Given exercise: Please transcribe the data that follows without the pictures, keeping every word the same.

Rows:
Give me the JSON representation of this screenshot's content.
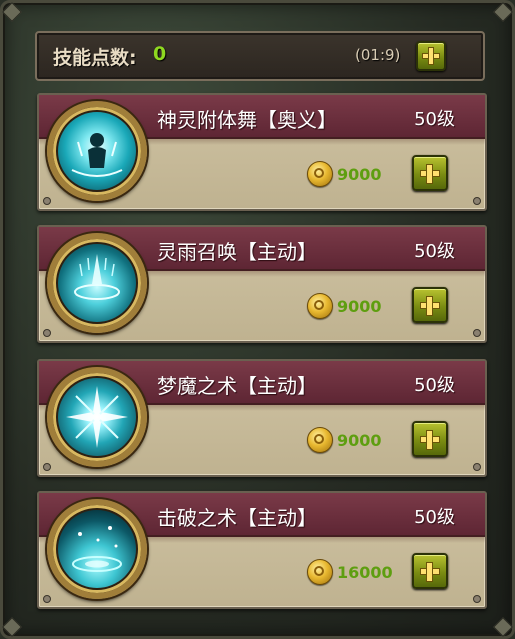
{
  "header": {
    "label": "技能点数:",
    "points": "0",
    "timer": "(01:9)"
  },
  "skills": [
    {
      "name": "神灵附体舞【奥义】",
      "level": "50级",
      "cost": "9000",
      "icon": "spirit-possession-icon"
    },
    {
      "name": "灵雨召唤【主动】",
      "level": "50级",
      "cost": "9000",
      "icon": "spirit-rain-icon"
    },
    {
      "name": "梦魔之术【主动】",
      "level": "50级",
      "cost": "9000",
      "icon": "nightmare-burst-icon"
    },
    {
      "name": "击破之术【主动】",
      "level": "50级",
      "cost": "16000",
      "icon": "break-ripple-icon"
    }
  ],
  "colors": {
    "accent_green": "#8ed820",
    "band_maroon": "#6e2e3c",
    "parchment": "#c8bb9b",
    "orb_cyan": "#4ed0dc"
  }
}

Result of the exercise:
Give me the JSON representation of this screenshot's content.
{
  "header": {
    "label": "技能点数:",
    "points": "0",
    "timer": "(01:9)"
  },
  "skills": [
    {
      "name": "神灵附体舞【奥义】",
      "level": "50级",
      "cost": "9000",
      "icon": "spirit-possession-icon"
    },
    {
      "name": "灵雨召唤【主动】",
      "level": "50级",
      "cost": "9000",
      "icon": "spirit-rain-icon"
    },
    {
      "name": "梦魔之术【主动】",
      "level": "50级",
      "cost": "9000",
      "icon": "nightmare-burst-icon"
    },
    {
      "name": "击破之术【主动】",
      "level": "50级",
      "cost": "16000",
      "icon": "break-ripple-icon"
    }
  ],
  "colors": {
    "accent_green": "#8ed820",
    "band_maroon": "#6e2e3c",
    "parchment": "#c8bb9b",
    "orb_cyan": "#4ed0dc"
  }
}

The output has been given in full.